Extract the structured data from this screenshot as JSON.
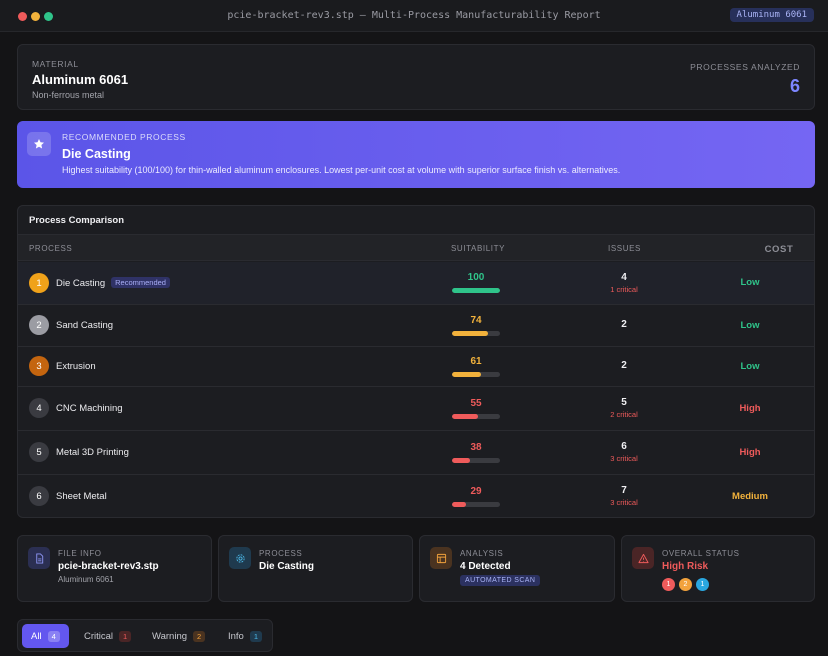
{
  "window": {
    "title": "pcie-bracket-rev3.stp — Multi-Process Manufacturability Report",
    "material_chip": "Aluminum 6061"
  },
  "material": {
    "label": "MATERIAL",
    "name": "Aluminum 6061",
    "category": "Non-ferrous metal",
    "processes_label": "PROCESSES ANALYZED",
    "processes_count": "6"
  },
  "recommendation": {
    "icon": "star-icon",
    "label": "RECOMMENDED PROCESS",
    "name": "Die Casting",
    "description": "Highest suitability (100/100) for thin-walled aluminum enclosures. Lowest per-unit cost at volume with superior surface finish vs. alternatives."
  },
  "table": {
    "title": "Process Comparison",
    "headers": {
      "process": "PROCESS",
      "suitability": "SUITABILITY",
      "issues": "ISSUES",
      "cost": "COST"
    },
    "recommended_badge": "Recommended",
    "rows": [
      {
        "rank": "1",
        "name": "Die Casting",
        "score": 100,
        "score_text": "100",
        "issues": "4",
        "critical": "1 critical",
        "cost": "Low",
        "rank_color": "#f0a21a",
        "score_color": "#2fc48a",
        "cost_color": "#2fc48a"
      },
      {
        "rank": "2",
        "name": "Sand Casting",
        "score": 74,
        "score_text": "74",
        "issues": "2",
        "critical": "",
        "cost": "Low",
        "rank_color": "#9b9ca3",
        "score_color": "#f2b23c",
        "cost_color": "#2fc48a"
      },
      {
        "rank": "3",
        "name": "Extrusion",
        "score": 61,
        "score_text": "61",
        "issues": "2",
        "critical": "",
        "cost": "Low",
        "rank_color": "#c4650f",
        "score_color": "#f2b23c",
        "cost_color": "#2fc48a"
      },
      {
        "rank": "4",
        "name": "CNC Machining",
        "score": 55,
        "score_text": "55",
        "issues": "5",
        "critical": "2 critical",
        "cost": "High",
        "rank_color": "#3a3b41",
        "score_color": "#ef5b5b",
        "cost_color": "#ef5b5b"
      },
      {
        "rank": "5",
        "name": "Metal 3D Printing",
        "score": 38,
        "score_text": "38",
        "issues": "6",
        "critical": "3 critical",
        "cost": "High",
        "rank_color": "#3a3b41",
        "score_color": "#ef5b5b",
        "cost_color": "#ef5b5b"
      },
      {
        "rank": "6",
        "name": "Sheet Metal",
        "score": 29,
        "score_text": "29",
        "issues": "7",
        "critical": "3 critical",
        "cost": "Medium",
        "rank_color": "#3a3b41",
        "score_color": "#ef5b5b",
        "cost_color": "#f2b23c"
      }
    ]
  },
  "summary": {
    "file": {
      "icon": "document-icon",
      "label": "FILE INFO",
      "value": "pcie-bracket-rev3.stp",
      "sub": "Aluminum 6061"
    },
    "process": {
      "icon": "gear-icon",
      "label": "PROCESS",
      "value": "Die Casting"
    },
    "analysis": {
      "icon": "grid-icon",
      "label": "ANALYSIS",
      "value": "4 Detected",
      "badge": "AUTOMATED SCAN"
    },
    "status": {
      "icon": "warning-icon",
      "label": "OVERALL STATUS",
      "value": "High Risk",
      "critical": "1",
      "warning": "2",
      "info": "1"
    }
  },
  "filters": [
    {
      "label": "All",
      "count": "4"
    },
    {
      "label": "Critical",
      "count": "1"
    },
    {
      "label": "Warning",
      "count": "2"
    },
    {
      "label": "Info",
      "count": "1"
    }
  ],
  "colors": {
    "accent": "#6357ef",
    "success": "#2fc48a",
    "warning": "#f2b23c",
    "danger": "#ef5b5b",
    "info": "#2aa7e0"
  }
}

What to produce.
A faithful copy of the records above is needed, with the pictures left out.

Written response.
Extract the structured data from this screenshot as JSON.
{
  "window": {
    "title": "pcie-bracket-rev3.stp — Multi-Process Manufacturability Report",
    "material_chip": "Aluminum 6061"
  },
  "material": {
    "label": "MATERIAL",
    "name": "Aluminum 6061",
    "category": "Non-ferrous metal",
    "processes_label": "PROCESSES ANALYZED",
    "processes_count": "6"
  },
  "recommendation": {
    "icon": "star-icon",
    "label": "RECOMMENDED PROCESS",
    "name": "Die Casting",
    "description": "Highest suitability (100/100) for thin-walled aluminum enclosures. Lowest per-unit cost at volume with superior surface finish vs. alternatives."
  },
  "table": {
    "title": "Process Comparison",
    "headers": {
      "process": "PROCESS",
      "suitability": "SUITABILITY",
      "issues": "ISSUES",
      "cost": "COST"
    },
    "recommended_badge": "Recommended",
    "rows": [
      {
        "rank": "1",
        "name": "Die Casting",
        "score": 100,
        "score_text": "100",
        "issues": "4",
        "critical": "1 critical",
        "cost": "Low",
        "rank_color": "#f0a21a",
        "score_color": "#2fc48a",
        "cost_color": "#2fc48a"
      },
      {
        "rank": "2",
        "name": "Sand Casting",
        "score": 74,
        "score_text": "74",
        "issues": "2",
        "critical": "",
        "cost": "Low",
        "rank_color": "#9b9ca3",
        "score_color": "#f2b23c",
        "cost_color": "#2fc48a"
      },
      {
        "rank": "3",
        "name": "Extrusion",
        "score": 61,
        "score_text": "61",
        "issues": "2",
        "critical": "",
        "cost": "Low",
        "rank_color": "#c4650f",
        "score_color": "#f2b23c",
        "cost_color": "#2fc48a"
      },
      {
        "rank": "4",
        "name": "CNC Machining",
        "score": 55,
        "score_text": "55",
        "issues": "5",
        "critical": "2 critical",
        "cost": "High",
        "rank_color": "#3a3b41",
        "score_color": "#ef5b5b",
        "cost_color": "#ef5b5b"
      },
      {
        "rank": "5",
        "name": "Metal 3D Printing",
        "score": 38,
        "score_text": "38",
        "issues": "6",
        "critical": "3 critical",
        "cost": "High",
        "rank_color": "#3a3b41",
        "score_color": "#ef5b5b",
        "cost_color": "#ef5b5b"
      },
      {
        "rank": "6",
        "name": "Sheet Metal",
        "score": 29,
        "score_text": "29",
        "issues": "7",
        "critical": "3 critical",
        "cost": "Medium",
        "rank_color": "#3a3b41",
        "score_color": "#ef5b5b",
        "cost_color": "#f2b23c"
      }
    ]
  },
  "summary": {
    "file": {
      "icon": "document-icon",
      "label": "FILE INFO",
      "value": "pcie-bracket-rev3.stp",
      "sub": "Aluminum 6061"
    },
    "process": {
      "icon": "gear-icon",
      "label": "PROCESS",
      "value": "Die Casting"
    },
    "analysis": {
      "icon": "grid-icon",
      "label": "ANALYSIS",
      "value": "4 Detected",
      "badge": "AUTOMATED SCAN"
    },
    "status": {
      "icon": "warning-icon",
      "label": "OVERALL STATUS",
      "value": "High Risk",
      "critical": "1",
      "warning": "2",
      "info": "1"
    }
  },
  "filters": [
    {
      "label": "All",
      "count": "4"
    },
    {
      "label": "Critical",
      "count": "1"
    },
    {
      "label": "Warning",
      "count": "2"
    },
    {
      "label": "Info",
      "count": "1"
    }
  ],
  "colors": {
    "accent": "#6357ef",
    "success": "#2fc48a",
    "warning": "#f2b23c",
    "danger": "#ef5b5b",
    "info": "#2aa7e0"
  }
}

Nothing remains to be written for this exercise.